Task description:
Continue the critique of Michael Lind's case for American industrial policy below, starting after its last sentence.

Put aside the questionable accuracy of Michael Lind’s suggestion that a significant fraction of Democrats are embracing “economic neoliberalism” while Republicans are having a “fling with radical free market libertarianism” (“Tripartism, American Style: The Past and Future of Sectoral Policy [2],” Spring 2020). Instead, focus on the utter vacuity of his case for adoption in the U.S. of industrial policy.

Mr. Lind, of course, is at no loss for words in describing all the good that he imagines will be the fruit of such a policy. Yet none of his 8,300 words – some of which, it’s true, he wastes in the disgraceful task of caricaturing Milton Friedman and F.A. Hayek – give any hint about just how the politicians and bureaucrats invested with power to superintended and override market processes will acquire the knowledge necessary to perform the splendors that Mr. Lind imagines they will perform.

This silence is no minor matter. Nothing is easier than asserting that a government charged with achieving Splendid Outcomes by overriding market processes will, by being so charged, thereby achieve said Splendid Outcomes. The difficulty – and it is monumental – lies in arranging for government officials actually to gather, process, and apply productively the unfathomable amounts of detailed and ever-changing local knowledge that must be gathered, processed, and applied productively for schemes such as those imagined by Mr. Lind to succeed. (Never mind here the additional problem – also monumental – of ensuring that these government officials, armed with massive amounts of discretionary power, will use their power only ‘scientifically’ and apolitically.)

Extracted entries:
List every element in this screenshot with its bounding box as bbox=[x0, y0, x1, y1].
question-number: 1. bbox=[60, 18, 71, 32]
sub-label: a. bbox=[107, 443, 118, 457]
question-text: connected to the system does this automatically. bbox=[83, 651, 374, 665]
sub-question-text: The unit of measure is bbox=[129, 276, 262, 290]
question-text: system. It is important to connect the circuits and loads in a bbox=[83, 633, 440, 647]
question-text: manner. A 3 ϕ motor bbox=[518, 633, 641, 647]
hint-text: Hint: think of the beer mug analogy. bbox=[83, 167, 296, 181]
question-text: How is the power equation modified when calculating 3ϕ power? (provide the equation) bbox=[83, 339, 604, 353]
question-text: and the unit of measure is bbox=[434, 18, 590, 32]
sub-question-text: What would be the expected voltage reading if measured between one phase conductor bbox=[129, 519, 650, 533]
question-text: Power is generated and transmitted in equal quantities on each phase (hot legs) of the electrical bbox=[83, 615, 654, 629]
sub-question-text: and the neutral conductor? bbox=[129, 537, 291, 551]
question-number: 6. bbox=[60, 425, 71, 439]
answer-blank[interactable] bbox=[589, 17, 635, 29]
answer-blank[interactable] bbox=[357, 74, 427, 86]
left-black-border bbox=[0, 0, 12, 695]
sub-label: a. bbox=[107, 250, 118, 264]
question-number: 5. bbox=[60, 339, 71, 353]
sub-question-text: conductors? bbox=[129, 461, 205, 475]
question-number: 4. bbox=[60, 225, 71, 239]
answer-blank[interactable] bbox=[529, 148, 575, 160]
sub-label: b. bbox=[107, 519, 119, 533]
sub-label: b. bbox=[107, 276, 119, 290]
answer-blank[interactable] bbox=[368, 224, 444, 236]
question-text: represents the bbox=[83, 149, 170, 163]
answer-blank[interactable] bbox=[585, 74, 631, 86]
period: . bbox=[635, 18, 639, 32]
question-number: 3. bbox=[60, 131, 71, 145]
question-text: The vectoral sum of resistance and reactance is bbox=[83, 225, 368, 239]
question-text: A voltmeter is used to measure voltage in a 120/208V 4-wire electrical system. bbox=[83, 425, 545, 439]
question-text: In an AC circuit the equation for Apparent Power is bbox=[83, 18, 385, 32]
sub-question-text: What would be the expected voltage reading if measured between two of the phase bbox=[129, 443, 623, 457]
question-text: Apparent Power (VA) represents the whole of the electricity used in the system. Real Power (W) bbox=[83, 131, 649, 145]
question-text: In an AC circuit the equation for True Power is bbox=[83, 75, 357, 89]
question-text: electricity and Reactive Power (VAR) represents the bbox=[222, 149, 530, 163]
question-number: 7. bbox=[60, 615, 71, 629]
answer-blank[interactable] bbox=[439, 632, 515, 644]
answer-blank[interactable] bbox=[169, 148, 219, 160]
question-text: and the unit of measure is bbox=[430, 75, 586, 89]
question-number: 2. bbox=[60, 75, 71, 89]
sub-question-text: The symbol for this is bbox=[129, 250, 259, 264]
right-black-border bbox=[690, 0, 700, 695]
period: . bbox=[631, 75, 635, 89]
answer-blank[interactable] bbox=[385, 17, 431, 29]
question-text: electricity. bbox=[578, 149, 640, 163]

Expected output:
Yes, yes – the point I make here is associated today with the likes of Hayek and Friedman. Your readers might therefore dismiss it as the ranting of an equally benighted ideologue. So let me end instead with insights from Adam Smith – who, I feel it necessary to point out, never advised the Pinochet regime:

What is the species of domestic industry which his capital can employ, and of which the produce is likely to be of the greatest value, every individual, it is evident, can, in his local situation, judge much better than any statesman or lawgiver can do for him. The statesman who should attempt to direct private people in what manner they ought to employ their capitals would not only load himself with a most unnecessary attention, but assume an authority which could safely be trusted, not only to no single person, but to no council or senate whatever, and which would nowhere be so dangerous as in the hands of a man who had folly and presumption enough to fancy himself fit to exercise it.*

Sincerely,
Donald J. Boudreaux
Professor of Economics
and
Martha and Nelson Getchell Chair for the Study of Free Market Capitalism at the Mercatus Center
George Mason University
Fairfax, VA 22030

* Adam Smith, An Inquiry Into the Nature and Causes of the Wealth of Nations (Indianapolis: Liberty Fund, 1981 [1776]), Book IV, Ch. ii [3], page 456.